-- Start Data for the task --

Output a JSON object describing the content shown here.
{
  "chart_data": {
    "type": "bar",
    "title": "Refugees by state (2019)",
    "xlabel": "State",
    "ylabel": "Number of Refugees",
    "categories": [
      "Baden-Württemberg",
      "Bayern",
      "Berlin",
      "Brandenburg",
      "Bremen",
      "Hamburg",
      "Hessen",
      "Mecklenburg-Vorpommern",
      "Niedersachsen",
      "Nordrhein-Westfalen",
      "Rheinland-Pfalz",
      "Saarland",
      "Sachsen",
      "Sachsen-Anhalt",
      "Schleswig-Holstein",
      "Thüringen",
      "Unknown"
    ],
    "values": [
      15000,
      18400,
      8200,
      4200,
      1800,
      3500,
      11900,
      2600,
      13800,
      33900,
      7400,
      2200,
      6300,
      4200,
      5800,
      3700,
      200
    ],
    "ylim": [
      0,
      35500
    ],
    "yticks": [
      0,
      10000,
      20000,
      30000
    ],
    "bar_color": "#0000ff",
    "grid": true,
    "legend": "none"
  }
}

-- End Data for the task --

Set down all of the records shown above once more, exactly.

Output a JSON object describing the content shown here.
{
  "chart_data": {
    "type": "bar",
    "title": "Refugees by state (2019)",
    "xlabel": "State",
    "ylabel": "Number of Refugees",
    "categories": [
      "Baden-Württemberg",
      "Bayern",
      "Berlin",
      "Brandenburg",
      "Bremen",
      "Hamburg",
      "Hessen",
      "Mecklenburg-Vorpommern",
      "Niedersachsen",
      "Nordrhein-Westfalen",
      "Rheinland-Pfalz",
      "Saarland",
      "Sachsen",
      "Sachsen-Anhalt",
      "Schleswig-Holstein",
      "Thüringen",
      "Unknown"
    ],
    "values": [
      15000,
      18400,
      8200,
      4200,
      1800,
      3500,
      11900,
      2600,
      13800,
      33900,
      7400,
      2200,
      6300,
      4200,
      5800,
      3700,
      200
    ],
    "ylim": [
      0,
      35500
    ],
    "yticks": [
      0,
      10000,
      20000,
      30000
    ],
    "bar_color": "#0000ff",
    "grid": true,
    "legend": "none"
  }
}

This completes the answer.